◆ GIVEN RECORDS:

+++++

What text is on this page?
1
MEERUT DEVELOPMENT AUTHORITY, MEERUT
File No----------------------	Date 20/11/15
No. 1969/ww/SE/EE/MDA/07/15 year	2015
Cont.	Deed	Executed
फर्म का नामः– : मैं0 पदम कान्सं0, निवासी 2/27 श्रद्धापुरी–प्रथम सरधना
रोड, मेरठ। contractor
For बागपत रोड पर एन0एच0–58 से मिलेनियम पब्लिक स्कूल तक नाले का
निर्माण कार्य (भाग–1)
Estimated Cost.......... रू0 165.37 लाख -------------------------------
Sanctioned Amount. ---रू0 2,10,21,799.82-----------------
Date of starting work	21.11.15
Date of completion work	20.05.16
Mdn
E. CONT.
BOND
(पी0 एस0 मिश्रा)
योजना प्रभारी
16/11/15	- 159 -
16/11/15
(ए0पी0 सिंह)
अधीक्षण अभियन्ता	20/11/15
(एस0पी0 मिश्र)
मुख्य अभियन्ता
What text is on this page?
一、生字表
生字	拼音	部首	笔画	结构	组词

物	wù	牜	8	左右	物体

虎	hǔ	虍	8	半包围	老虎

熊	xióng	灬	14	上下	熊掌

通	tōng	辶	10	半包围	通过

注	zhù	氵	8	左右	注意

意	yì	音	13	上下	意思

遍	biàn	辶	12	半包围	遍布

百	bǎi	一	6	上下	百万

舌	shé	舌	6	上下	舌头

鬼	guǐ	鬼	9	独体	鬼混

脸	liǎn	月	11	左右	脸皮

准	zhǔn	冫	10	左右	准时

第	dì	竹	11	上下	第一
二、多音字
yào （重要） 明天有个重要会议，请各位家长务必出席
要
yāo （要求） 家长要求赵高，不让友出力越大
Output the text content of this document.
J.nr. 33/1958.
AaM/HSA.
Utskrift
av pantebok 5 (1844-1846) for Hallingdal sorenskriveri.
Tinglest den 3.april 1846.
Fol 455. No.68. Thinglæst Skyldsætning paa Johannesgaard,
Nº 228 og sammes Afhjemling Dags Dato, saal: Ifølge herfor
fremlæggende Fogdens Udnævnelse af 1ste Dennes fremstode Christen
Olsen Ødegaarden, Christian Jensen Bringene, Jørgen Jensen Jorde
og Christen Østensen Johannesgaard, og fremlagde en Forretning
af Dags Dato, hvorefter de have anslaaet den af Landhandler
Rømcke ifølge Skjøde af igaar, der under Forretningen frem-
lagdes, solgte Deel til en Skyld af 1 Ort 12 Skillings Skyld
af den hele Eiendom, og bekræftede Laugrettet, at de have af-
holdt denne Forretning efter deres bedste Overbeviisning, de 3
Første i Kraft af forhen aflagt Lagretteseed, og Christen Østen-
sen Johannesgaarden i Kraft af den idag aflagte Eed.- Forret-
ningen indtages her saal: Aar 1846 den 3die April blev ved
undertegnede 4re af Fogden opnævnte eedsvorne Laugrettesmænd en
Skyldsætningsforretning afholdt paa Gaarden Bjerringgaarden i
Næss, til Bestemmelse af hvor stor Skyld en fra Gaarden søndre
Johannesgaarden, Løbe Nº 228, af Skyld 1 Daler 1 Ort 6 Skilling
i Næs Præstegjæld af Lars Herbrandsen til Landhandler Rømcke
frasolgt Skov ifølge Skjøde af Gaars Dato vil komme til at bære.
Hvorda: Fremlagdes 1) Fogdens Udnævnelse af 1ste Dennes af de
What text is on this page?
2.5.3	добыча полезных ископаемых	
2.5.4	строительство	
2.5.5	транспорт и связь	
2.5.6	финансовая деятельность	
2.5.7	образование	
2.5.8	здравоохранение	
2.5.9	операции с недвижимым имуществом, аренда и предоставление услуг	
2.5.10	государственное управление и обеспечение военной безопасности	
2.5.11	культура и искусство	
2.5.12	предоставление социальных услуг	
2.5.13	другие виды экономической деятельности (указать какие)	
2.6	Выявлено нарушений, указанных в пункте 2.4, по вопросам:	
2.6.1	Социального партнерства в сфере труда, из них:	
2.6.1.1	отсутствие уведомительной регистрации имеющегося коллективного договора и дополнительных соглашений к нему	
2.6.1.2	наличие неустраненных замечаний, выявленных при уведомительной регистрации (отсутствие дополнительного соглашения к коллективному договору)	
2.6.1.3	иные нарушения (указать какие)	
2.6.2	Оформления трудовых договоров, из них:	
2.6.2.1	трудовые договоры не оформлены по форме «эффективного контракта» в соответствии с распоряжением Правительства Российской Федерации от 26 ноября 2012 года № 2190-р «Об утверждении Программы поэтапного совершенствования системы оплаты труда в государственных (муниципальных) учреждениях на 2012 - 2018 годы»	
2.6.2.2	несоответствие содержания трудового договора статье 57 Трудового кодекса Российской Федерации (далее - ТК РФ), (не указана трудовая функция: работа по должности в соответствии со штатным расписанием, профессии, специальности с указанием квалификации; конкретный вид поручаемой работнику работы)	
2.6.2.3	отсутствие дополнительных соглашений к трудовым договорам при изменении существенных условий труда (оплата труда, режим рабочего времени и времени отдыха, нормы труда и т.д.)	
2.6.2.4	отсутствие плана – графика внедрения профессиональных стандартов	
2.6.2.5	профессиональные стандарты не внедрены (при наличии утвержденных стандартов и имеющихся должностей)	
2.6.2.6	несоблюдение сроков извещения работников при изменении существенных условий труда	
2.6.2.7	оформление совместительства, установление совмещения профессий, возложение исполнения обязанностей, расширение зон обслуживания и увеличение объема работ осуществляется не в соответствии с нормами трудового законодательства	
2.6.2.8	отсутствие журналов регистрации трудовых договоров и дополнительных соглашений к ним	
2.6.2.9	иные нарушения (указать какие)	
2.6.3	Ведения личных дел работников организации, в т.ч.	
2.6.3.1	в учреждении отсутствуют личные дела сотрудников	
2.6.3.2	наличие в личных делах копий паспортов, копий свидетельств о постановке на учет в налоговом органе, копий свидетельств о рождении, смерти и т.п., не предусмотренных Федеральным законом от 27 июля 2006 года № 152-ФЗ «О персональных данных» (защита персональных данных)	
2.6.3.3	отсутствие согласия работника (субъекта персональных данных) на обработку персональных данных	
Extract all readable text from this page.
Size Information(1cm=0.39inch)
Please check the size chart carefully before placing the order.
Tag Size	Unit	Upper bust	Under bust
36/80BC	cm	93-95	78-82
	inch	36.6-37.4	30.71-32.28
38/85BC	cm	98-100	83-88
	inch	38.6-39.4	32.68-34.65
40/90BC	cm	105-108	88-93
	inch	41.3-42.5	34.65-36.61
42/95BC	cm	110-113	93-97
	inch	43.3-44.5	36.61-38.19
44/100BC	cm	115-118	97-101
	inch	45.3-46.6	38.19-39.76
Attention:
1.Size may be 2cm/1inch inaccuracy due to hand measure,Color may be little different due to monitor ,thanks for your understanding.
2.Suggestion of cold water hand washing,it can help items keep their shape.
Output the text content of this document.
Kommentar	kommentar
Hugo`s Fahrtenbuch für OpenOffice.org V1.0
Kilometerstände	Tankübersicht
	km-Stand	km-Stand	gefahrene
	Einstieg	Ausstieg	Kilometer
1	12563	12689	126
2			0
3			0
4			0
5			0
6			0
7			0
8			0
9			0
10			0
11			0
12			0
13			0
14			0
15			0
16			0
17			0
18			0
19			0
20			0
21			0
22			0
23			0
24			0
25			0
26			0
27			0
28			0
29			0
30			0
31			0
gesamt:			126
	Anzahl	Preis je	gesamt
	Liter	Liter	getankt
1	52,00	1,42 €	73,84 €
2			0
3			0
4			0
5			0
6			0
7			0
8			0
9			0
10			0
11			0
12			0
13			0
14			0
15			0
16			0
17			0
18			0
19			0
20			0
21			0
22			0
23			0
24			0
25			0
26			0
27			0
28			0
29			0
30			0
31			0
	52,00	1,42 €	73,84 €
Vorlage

+++++

◆ PROBLEM REQUIREMENTS:
From the entries above, select each line containing the string "наличие".

◆ TASK RESPONSE:
2.6.1.2	наличие неустраненных замечаний, выявленных при уведомительной регистрации (отсутствие дополнительного соглашения к коллективному договору)	
2.6.3.2	наличие в личных делах копий паспортов, копий свидетельств о постановке на учет в налоговом органе, копий свидетельств о рождении, смерти и т.п., не предусмотренных Федеральным законом от 27 июля 2006 года № 152-ФЗ «О персональных данных» (защита персональных данных)	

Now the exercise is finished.